## What is needed
Look below and pull out each line with the word "title".
======
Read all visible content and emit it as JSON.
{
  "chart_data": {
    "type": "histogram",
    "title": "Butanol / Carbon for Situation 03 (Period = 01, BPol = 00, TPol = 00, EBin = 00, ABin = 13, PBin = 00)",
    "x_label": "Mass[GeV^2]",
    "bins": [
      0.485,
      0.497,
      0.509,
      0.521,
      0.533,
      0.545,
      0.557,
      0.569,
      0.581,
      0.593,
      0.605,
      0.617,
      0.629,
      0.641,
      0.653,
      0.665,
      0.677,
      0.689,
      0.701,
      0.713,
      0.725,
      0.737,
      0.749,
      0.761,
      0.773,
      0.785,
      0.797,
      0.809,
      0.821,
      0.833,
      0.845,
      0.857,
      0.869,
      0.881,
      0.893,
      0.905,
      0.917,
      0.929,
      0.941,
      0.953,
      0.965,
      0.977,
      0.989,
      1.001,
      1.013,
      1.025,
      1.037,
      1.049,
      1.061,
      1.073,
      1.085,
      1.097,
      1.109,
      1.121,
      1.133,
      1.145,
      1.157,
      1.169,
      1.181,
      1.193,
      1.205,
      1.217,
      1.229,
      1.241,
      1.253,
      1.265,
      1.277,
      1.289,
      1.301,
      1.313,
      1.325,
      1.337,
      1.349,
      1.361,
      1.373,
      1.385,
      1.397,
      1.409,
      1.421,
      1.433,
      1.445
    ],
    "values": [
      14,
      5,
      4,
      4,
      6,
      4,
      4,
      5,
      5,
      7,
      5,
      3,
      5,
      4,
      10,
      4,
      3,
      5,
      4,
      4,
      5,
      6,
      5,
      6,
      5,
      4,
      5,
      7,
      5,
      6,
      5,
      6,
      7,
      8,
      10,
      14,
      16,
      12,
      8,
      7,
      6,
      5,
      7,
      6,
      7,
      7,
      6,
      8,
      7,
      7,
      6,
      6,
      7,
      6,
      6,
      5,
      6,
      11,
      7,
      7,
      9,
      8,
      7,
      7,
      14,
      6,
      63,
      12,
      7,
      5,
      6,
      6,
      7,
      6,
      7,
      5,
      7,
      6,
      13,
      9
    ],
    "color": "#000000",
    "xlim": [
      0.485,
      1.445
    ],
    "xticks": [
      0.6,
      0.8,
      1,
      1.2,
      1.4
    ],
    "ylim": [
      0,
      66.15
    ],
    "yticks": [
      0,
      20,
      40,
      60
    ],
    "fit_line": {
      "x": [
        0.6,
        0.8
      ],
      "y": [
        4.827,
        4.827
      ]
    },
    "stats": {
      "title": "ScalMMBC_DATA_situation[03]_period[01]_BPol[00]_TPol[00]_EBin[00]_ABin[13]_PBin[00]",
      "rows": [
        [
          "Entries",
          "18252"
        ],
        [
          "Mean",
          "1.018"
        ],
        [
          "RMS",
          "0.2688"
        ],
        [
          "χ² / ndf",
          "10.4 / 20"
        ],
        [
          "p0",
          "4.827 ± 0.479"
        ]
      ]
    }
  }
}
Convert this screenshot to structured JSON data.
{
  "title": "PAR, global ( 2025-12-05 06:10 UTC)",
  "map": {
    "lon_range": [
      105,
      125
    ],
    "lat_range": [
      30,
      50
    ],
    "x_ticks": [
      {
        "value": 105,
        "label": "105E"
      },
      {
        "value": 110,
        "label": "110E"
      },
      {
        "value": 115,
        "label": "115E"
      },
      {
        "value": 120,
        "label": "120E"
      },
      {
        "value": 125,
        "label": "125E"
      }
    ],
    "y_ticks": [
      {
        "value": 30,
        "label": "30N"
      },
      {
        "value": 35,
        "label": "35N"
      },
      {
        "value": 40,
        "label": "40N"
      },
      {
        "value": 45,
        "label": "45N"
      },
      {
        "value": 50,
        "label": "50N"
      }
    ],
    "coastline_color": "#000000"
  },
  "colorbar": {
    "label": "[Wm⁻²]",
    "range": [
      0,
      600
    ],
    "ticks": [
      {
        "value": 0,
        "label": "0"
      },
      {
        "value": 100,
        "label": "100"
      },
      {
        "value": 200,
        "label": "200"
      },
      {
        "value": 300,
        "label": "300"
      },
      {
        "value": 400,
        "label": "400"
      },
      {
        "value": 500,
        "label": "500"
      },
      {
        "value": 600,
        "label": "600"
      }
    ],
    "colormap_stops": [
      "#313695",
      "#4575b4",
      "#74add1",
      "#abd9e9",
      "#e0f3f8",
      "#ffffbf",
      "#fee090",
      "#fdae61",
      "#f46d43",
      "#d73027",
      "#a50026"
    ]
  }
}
======
## Exercise answer
    "title": "Butanol / Carbon for Situation 03 (Period = 01, BPol = 00, TPol = 00, EBin = 00, ABin = 13, PBin = 00)",
      "title": "ScalMMBC_DATA_situation[03]_period[01]_BPol[00]_TPol[00]_EBin[00]_ABin[13]_PBin[00]",
  "title": "PAR, global ( 2025-12-05 06:10 UTC)",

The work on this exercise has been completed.